DATA FOR PROCESSING:
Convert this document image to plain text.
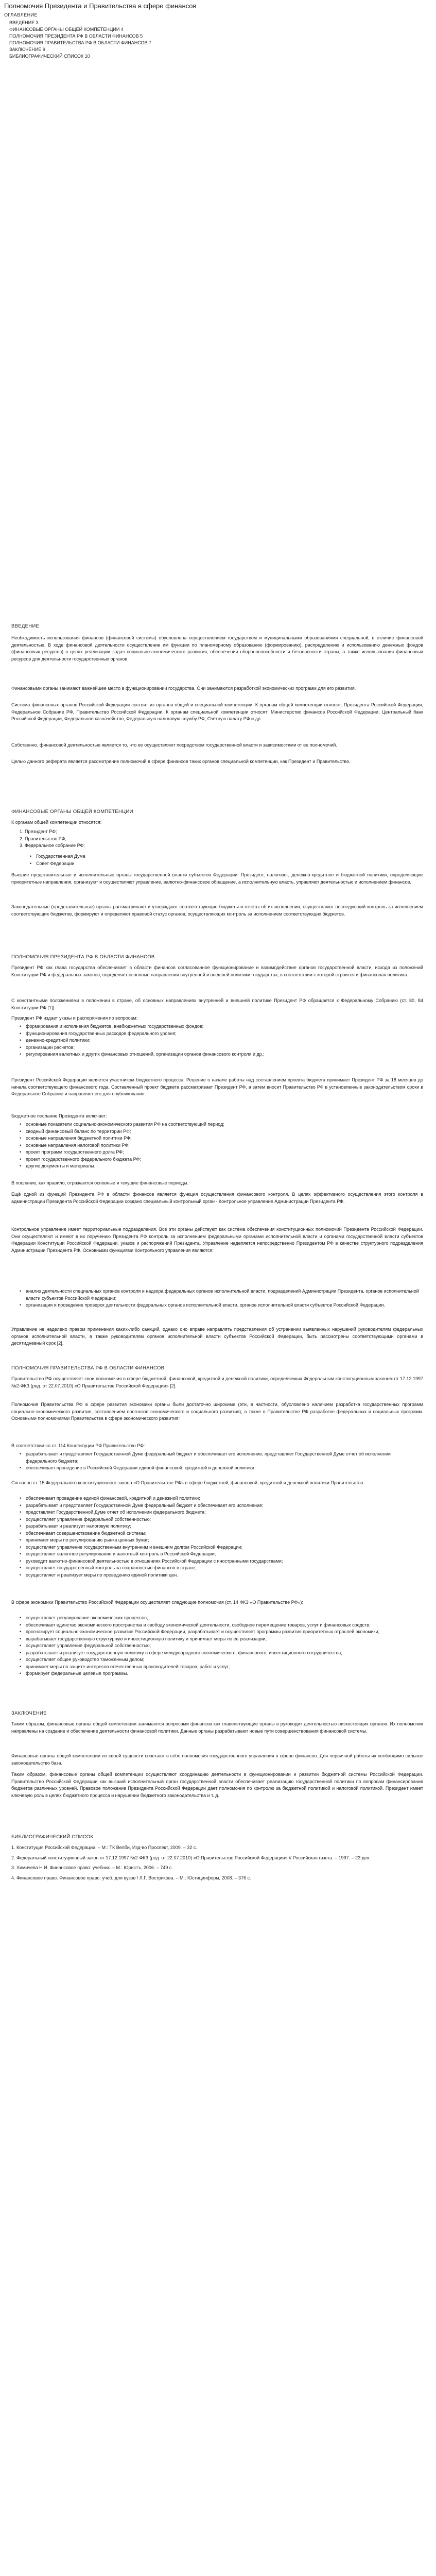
Полномочия Президента и Правительства в сфере финансов
ОГЛАВЛЕНИЕ
ВВЕДЕНИЕ 3
ФИНАНСОВЫЕ ОРГАНЫ ОБЩЕЙ КОМПЕТЕНЦИИ 4
ПОЛНОМОЧИЯ ПРЕЗИДЕНТА РФ В ОБЛАСТИ ФИНАНСОВ 5
ПОЛНОМОЧИЯ ПРАВИТЕЛЬСТВА РФ В ОБЛАСТИ ФИНАНСОВ 7
ЗАКЛЮЧЕНИЕ 9
БИБЛИОГРАФИЧЕСКИЙ СПИСОК 10
ВВЕДЕНИЕ
Необходимость использования финансов (финансовой системы) обусловлена осуществлением государством и муниципальными образованиями специальной, в отличие финансовой деятельностью. В ходе финансовой деятельности осуществление им функции по планомерному образованию (формированию), распределению и использованию денежных фондов (финансовых ресурсов) в целях реализации задач социально-экономического развития, обеспечения обороноспособности и безопасности страны, а также использования финансовых ресурсов для деятельности государственных органов.
Финансовыми органы занимают важнейшее место в функционировании государства. Они занимаются разработкой экономических программ для его развития.
Система финансовых органов Российской Федерации состоит из органов общей и специальной компетенции. К органам общей компетенции относят: Президента Российской Федерации, Федеральное Собрание РФ, Правительство Российской Федерации. К органам специальной компетенции относят: Министерство финансов Российской Федерации, Центральный банк Российской Федерации, Федеральное казначейство, Федеральную налоговую службу РФ, Счётную палату РФ и др.
Собственно, финансовой деятельностью является то, что ее осуществляют посредством государственной власти и зависимостями от ее полномочий.
Целью данного реферата является рассмотрение полномочий в сфере финансов таких органов специальной компетенции, как Президент и Правительство.
ФИНАНСОВЫЕ ОРГАНЫ ОБЩЕЙ КОМПЕТЕНЦИИ
К органам общей компетенции относятся:
1. Президент РФ;
2. Правительство РФ;
3. Федеральное собрание РФ;
• Государственная Дума
• Совет Федерации
Высшие представительные и исполнительные органы государственной власти субъектов Федерации. Президент, налогово-, денежно-кредитное и бюджетной политики, определяющие приоритетные направления, организуют и осуществляют управление, валютно-финансовое обращение, а исполнительную власть, управляют деятельностью и исполнением финансов.
Законодательные (представительные) органы рассматривают и утверждают соответствующие бюджеты и отчеты об их исполнении, осуществляют последующий контроль за исполнением соответствующих бюджетов, формируют и определяют правовой статус органов, осуществляющих контроль за исполнением соответствующих бюджетов.
ПОЛНОМОЧИЯ ПРЕЗИДЕНТА РФ В ОБЛАСТИ ФИНАНСОВ
Президент РФ как глава государства обеспечивает в области финансов согласованное функционирование и взаимодействие органов государственной власти, исходя из положений Конституции РФ и федеральных законов, определяет основные направления внутренней и внешней политики государства, в соответствии с которой строится и финансовая политика.
С константными положениями в положении в стране, об основных направлениях внутренней и внешней политике Президент РФ обращается к Федеральному Собранию (ст. 80, 84 Конституции РФ [1]).
Президент РФ издает указы и распоряжения по вопросам:
• формирования и исполнения бюджетов, внебюджетных государственных фондов;
• функционирования государственных расходов федерального уровня;
• денежно-кредитной политики;
• организации расчетов;
• регулирования валютных и других финансовых отношений, организации органов финансового контроля и др.;
Президент Российской Федерации является участником бюджетного процесса. Решение о начале работы над составлением проекта бюджета принимает Президент РФ за 18 месяцев до начала соответствующего финансового года. Составленный проект бюджета рассматривает Президент РФ, а затем вносит Правительство РФ в установленные законодательством сроки в Федеральное Собрание и направляет его для опубликования.
Бюджетное послание Президента включает:
• основные показатели социально-экономического развития РФ на соответствующий период;
• сводный финансовый баланс по территории РФ;
• основные направления бюджетной политики РФ;
• основные направления налоговой политики РФ;
• проект программ государственного долга РФ;
• проект государственного федерального бюджета РФ;
• другие документы и материалы.
В послание, как правило, отражаются основные и текущие финансовые периоды.
Ещё одной из функций Президента РФ в области финансов является функция осуществления финансового контроля. В целях эффективного осуществления этого контроля в администрации Президента Российской Федерации создано специальный контрольный орган - Контрольное управление Администрации Президента РФ.
Контрольное управление имеет территориальные подразделения. Все эти органы действуют как система обеспечения конституционных полномочий Президента Российской Федерации. Они осуществляют и имеют в их поручению Президента РФ контроль за исполнением федеральными органами исполнительной власти и органами государственной власти субъектов Федерации Конституции Российской Федерации, указов и распоряжений Президента. Управление наделяется непосредственно Президентом РФ в качестве структурного подразделения Администрации Президента РФ. Основными функциями Контрольного управления являются:
• анализ деятельности специальных органов контроля и надзора федеральных органов исполнительной власти, подразделений Администрации Президента, органов исполнительной власти субъектов Российской Федерации;
• организация и проведение проверок деятельности федеральных органов исполнительной власти, органов исполнительной власти субъектов Российской Федерации.
Управление не наделено правом применения каких-либо санкций, однако оно вправе направлять представления об устранении выявленных нарушений руководителям федеральных органов исполнительной власти, а также руководителям органов исполнительной власти субъектов Российской Федерации, быть рассмотрены соответствующими органами в десятидневный срок [2].
ПОЛНОМОЧИЯ ПРАВИТЕЛЬСТВА РФ В ОБЛАСТИ ФИНАНСОВ
Правительство РФ осуществляет свои полномочия в сфере бюджетной, финансовой, кредитной и денежной политики, определяемых Федеральным конституционным законом от 17.12.1997 №2-ФКЗ (ред. от 22.07.2010) «О Правительстве Российской Федерации» [2].
Полномочия Правительства РФ в сфере развития экономики органы были достаточно широкими (эти, в частности, обусловлено наличием разработка государственных программ социально-экономического развития, составлением прогнозов экономического и социального развития), а также в Правительстве РФ разработке федеральных и социальных программ. Основными полномочиями Правительства в сфере экономического развития:
В соответствии со ст. 114 Конституции РФ Правительство РФ:
• разрабатывает и представляет Государственной Думе федеральный бюджет и обеспечивает его исполнение; представляет Государственной Думе отчет об исполнении федерального бюджета;
• обеспечивает проведение в Российской Федерации единой финансовой, кредитной и денежной политики.
Согласно ст. 15 Федерального конституционного закона «О Правительстве РФ» в сфере бюджетной, финансовой, кредитной и денежной политики Правительство:
• обеспечивает проведение единой финансовой, кредитной и денежной политики;
• разрабатывает и представляет Государственной Думе федеральный бюджет и обеспечивает его исполнение;
• представляет Государственной Думе отчет об исполнении федерального бюджета;
• осуществляет управление федеральной собственностью;
• разрабатывает и реализует налоговую политику;
• обеспечивает совершенствование бюджетной системы;
• принимает меры по регулированию рынка ценных бумаг;
• осуществляет управление государственным внутренним и внешним долгом Российской Федерации;
• осуществляет валютное регулирование и валютный контроль в Российской Федерации;
• руководит валютно-финансовой деятельностью в отношениях Российской Федерации с иностранными государствами;
• осуществляет государственный контроль за сохранностью финансов в стране;
• осуществляет и реализует меры по проведению единой политики цен.
В сфере экономики Правительство Российской Федерации осуществляет следующие полномочия (ст. 14 ФКЗ «О Правительстве РФ»):
• осуществляет регулирование экономических процессов;
• обеспечивает единство экономического пространства и свободу экономической деятельности, свободное перемещение товаров, услуг и финансовых средств;
• прогнозирует социально-экономическое развитие Российской Федерации, разрабатывает и осуществляет программы развития приоритетных отраслей экономики;
• вырабатывает государственную структурную и инвестиционную политику и принимает меры по ее реализации;
• осуществляет управление федеральной собственностью;
• разрабатывает и реализует государственную политику в сфере международного экономического, финансового, инвестиционного сотрудничества;
• осуществляет общее руководство таможенным делом;
• принимает меры по защите интересов отечественных производителей товаров, работ и услуг;
• формирует федеральные целевые программы.
ЗАКЛЮЧЕНИЕ
Таким образом, финансовые органы общей компетенции занимаются вопросами финансов как главенствующие органы в руководит деятельностью низкостоящих органов. Их полномочия направлены на создание и обеспечение деятельности финансовой политики. Данные органы разрабатывают новые пути совершенствования финансовой системы.
Финансовые органы общей компетенции по своей сущности сочетают в себе полномочия государственного управления в сфере финансов. Для первичной работы их необходимо сильное законодательство база.
Таким образом, финансовые органы общей компетенции осуществляют координацию деятельности в функционировании и развитии бюджетной системы Российской Федерации. Правительство Российской Федерации как высший исполнительный орган государственной власти обеспечивает реализацию государственной политики по вопросам финансирования бюджетов различных уровней. Правовое положение Президента Российской Федерации дает полномочия по контролю за бюджетной политикой и налоговой политикой. Президент имеет ключевую роль в целях бюджетного процесса и нарушении бюджетного законодательства и т. д.
БИБЛИОГРАФИЧЕСКИЙ СПИСОК
1. Конституция Российской Федерации. – М.: ТК Велби, Изд-во Проспект, 2009. – 32 с.
2. Федеральный конституционный закон от 17.12.1997 №2-ФКЗ (ред. от 22.07.2010) «О Правительстве Российской Федерации» // Российская газета. – 1997. – 23 дек.
3. Химичева Н.И. Финансовое право: учебник. – М.: Юристъ, 2006. – 749 с.
4. Финансовое право. Финансовое право: учеб. для вузов / Л.Г. Вострикова. – М.: Юстицинформ, 2008. – 376 с.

WHAT THIS TASK INVOLVES:
Work out how many lines in the records above hold the string "СПИСОК", then give only that count.

RESPONSE BELOW:
2